**YOUR OBJECTIVE**
Transcribe all of the material exactly.

Dataset items
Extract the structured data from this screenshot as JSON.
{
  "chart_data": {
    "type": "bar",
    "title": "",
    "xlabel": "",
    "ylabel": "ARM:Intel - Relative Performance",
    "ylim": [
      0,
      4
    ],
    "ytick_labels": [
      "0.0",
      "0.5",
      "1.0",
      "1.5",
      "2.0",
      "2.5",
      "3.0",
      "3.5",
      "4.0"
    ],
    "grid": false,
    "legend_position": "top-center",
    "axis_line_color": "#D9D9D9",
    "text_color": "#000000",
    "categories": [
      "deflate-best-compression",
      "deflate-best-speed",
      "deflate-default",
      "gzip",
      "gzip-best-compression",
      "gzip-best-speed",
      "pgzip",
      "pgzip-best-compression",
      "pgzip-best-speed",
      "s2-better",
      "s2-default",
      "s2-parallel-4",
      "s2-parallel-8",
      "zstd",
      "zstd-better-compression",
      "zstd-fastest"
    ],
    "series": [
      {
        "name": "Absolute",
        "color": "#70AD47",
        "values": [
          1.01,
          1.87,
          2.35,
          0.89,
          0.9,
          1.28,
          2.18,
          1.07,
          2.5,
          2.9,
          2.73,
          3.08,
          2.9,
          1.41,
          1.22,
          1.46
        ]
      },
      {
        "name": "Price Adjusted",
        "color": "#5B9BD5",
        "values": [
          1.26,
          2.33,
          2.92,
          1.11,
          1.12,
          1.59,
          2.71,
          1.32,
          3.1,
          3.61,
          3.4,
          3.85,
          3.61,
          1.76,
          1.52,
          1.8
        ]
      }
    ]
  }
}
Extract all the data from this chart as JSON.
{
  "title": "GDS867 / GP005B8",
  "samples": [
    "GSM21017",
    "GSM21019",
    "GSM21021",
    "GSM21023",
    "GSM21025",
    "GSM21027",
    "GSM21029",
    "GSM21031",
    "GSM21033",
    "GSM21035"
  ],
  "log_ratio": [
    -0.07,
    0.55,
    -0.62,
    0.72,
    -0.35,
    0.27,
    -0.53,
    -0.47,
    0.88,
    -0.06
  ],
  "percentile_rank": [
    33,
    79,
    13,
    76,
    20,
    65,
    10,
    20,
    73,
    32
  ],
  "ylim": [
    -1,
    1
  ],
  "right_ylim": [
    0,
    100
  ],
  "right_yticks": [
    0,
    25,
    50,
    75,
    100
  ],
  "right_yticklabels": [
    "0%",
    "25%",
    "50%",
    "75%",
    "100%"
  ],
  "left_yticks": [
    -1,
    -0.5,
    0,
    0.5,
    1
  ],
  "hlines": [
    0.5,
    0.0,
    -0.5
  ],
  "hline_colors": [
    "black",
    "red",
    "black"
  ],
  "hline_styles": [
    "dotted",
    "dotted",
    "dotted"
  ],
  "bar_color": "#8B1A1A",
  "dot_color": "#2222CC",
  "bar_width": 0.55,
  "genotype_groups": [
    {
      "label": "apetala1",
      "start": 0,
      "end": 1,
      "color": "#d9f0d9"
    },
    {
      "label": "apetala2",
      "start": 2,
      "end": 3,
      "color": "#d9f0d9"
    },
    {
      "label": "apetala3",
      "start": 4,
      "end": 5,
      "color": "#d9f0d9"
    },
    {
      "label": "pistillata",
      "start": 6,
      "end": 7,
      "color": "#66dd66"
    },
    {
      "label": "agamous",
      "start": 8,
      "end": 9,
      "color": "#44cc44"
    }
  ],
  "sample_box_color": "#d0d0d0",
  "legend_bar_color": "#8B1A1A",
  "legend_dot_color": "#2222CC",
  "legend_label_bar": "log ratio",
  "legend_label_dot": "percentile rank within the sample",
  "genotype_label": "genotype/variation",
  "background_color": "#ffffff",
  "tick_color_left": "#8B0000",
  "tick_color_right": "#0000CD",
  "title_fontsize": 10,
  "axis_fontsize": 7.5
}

**RESULT OF THIS EXERCISE**
Extract the structured data from this screenshot as JSON.
{
  "chart_data": {
    "type": "bar",
    "title": "",
    "xlabel": "",
    "ylabel": "ARM:Intel - Relative Performance",
    "ylim": [
      0,
      4
    ],
    "ytick_labels": [
      "0.0",
      "0.5",
      "1.0",
      "1.5",
      "2.0",
      "2.5",
      "3.0",
      "3.5",
      "4.0"
    ],
    "grid": false,
    "legend_position": "top-center",
    "axis_line_color": "#D9D9D9",
    "text_color": "#000000",
    "categories": [
      "deflate-best-compression",
      "deflate-best-speed",
      "deflate-default",
      "gzip",
      "gzip-best-compression",
      "gzip-best-speed",
      "pgzip",
      "pgzip-best-compression",
      "pgzip-best-speed",
      "s2-better",
      "s2-default",
      "s2-parallel-4",
      "s2-parallel-8",
      "zstd",
      "zstd-better-compression",
      "zstd-fastest"
    ],
    "series": [
      {
        "name": "Absolute",
        "color": "#70AD47",
        "values": [
          1.01,
          1.87,
          2.35,
          0.89,
          0.9,
          1.28,
          2.18,
          1.07,
          2.5,
          2.9,
          2.73,
          3.08,
          2.9,
          1.41,
          1.22,
          1.46
        ]
      },
      {
        "name": "Price Adjusted",
        "color": "#5B9BD5",
        "values": [
          1.26,
          2.33,
          2.92,
          1.11,
          1.12,
          1.59,
          2.71,
          1.32,
          3.1,
          3.61,
          3.4,
          3.85,
          3.61,
          1.76,
          1.52,
          1.8
        ]
      }
    ]
  }
}
Extract all the data from this chart as JSON.
{
  "title": "GDS867 / GP005B8",
  "samples": [
    "GSM21017",
    "GSM21019",
    "GSM21021",
    "GSM21023",
    "GSM21025",
    "GSM21027",
    "GSM21029",
    "GSM21031",
    "GSM21033",
    "GSM21035"
  ],
  "log_ratio": [
    -0.07,
    0.55,
    -0.62,
    0.72,
    -0.35,
    0.27,
    -0.53,
    -0.47,
    0.88,
    -0.06
  ],
  "percentile_rank": [
    33,
    79,
    13,
    76,
    20,
    65,
    10,
    20,
    73,
    32
  ],
  "ylim": [
    -1,
    1
  ],
  "right_ylim": [
    0,
    100
  ],
  "right_yticks": [
    0,
    25,
    50,
    75,
    100
  ],
  "right_yticklabels": [
    "0%",
    "25%",
    "50%",
    "75%",
    "100%"
  ],
  "left_yticks": [
    -1,
    -0.5,
    0,
    0.5,
    1
  ],
  "hlines": [
    0.5,
    0.0,
    -0.5
  ],
  "hline_colors": [
    "black",
    "red",
    "black"
  ],
  "hline_styles": [
    "dotted",
    "dotted",
    "dotted"
  ],
  "bar_color": "#8B1A1A",
  "dot_color": "#2222CC",
  "bar_width": 0.55,
  "genotype_groups": [
    {
      "label": "apetala1",
      "start": 0,
      "end": 1,
      "color": "#d9f0d9"
    },
    {
      "label": "apetala2",
      "start": 2,
      "end": 3,
      "color": "#d9f0d9"
    },
    {
      "label": "apetala3",
      "start": 4,
      "end": 5,
      "color": "#d9f0d9"
    },
    {
      "label": "pistillata",
      "start": 6,
      "end": 7,
      "color": "#66dd66"
    },
    {
      "label": "agamous",
      "start": 8,
      "end": 9,
      "color": "#44cc44"
    }
  ],
  "sample_box_color": "#d0d0d0",
  "legend_bar_color": "#8B1A1A",
  "legend_dot_color": "#2222CC",
  "legend_label_bar": "log ratio",
  "legend_label_dot": "percentile rank within the sample",
  "genotype_label": "genotype/variation",
  "background_color": "#ffffff",
  "tick_color_left": "#8B0000",
  "tick_color_right": "#0000CD",
  "title_fontsize": 10,
  "axis_fontsize": 7.5
}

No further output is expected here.